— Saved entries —
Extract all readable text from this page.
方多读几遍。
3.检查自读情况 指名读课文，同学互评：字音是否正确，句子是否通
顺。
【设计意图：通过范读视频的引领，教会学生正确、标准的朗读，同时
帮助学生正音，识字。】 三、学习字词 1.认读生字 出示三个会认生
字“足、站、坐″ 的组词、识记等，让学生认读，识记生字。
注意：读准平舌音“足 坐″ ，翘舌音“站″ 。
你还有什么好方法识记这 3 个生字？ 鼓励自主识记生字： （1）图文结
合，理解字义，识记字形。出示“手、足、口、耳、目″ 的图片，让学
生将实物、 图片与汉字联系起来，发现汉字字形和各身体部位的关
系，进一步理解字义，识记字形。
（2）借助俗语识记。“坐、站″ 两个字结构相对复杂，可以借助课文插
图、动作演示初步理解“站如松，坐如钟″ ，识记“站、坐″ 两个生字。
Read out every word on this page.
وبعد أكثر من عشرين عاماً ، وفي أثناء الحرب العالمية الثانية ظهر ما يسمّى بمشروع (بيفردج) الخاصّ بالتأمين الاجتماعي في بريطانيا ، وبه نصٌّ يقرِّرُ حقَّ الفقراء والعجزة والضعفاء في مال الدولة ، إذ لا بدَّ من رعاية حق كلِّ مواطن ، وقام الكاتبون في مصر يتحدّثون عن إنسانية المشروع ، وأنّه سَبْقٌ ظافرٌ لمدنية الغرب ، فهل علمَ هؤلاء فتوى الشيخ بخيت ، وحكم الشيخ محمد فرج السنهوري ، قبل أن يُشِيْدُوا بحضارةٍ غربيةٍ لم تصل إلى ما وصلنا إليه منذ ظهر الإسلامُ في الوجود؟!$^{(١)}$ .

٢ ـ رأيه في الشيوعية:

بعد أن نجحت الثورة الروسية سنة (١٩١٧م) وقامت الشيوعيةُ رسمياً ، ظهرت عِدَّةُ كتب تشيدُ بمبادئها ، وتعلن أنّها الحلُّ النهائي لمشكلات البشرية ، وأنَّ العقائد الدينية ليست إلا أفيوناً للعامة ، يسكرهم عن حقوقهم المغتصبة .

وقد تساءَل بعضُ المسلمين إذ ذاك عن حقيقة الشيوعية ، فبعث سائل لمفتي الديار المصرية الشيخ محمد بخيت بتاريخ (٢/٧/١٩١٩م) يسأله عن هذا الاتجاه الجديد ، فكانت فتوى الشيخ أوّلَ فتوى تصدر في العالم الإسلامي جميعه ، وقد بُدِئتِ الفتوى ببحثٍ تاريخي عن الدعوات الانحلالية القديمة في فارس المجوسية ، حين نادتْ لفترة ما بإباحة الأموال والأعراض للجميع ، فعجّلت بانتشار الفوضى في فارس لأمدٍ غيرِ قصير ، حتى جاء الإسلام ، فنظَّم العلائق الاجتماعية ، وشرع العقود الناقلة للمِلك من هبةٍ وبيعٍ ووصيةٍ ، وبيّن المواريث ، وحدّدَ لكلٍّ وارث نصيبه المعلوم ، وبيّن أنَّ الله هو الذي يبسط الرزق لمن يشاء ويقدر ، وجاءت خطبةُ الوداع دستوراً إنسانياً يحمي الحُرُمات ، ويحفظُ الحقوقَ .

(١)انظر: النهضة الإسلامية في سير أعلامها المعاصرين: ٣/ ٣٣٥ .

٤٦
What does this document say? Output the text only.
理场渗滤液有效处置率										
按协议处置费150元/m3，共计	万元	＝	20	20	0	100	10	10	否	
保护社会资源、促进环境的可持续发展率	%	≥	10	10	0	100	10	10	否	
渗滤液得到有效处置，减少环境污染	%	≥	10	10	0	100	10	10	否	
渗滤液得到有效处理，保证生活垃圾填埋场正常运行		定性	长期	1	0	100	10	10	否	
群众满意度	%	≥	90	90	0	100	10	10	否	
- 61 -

— Written instruction —
Write out each line of the data that holds the string "this".

— Full solution —
Extract all readable text from this page.
Read out every word on this page.
What does this document say? Output the text only.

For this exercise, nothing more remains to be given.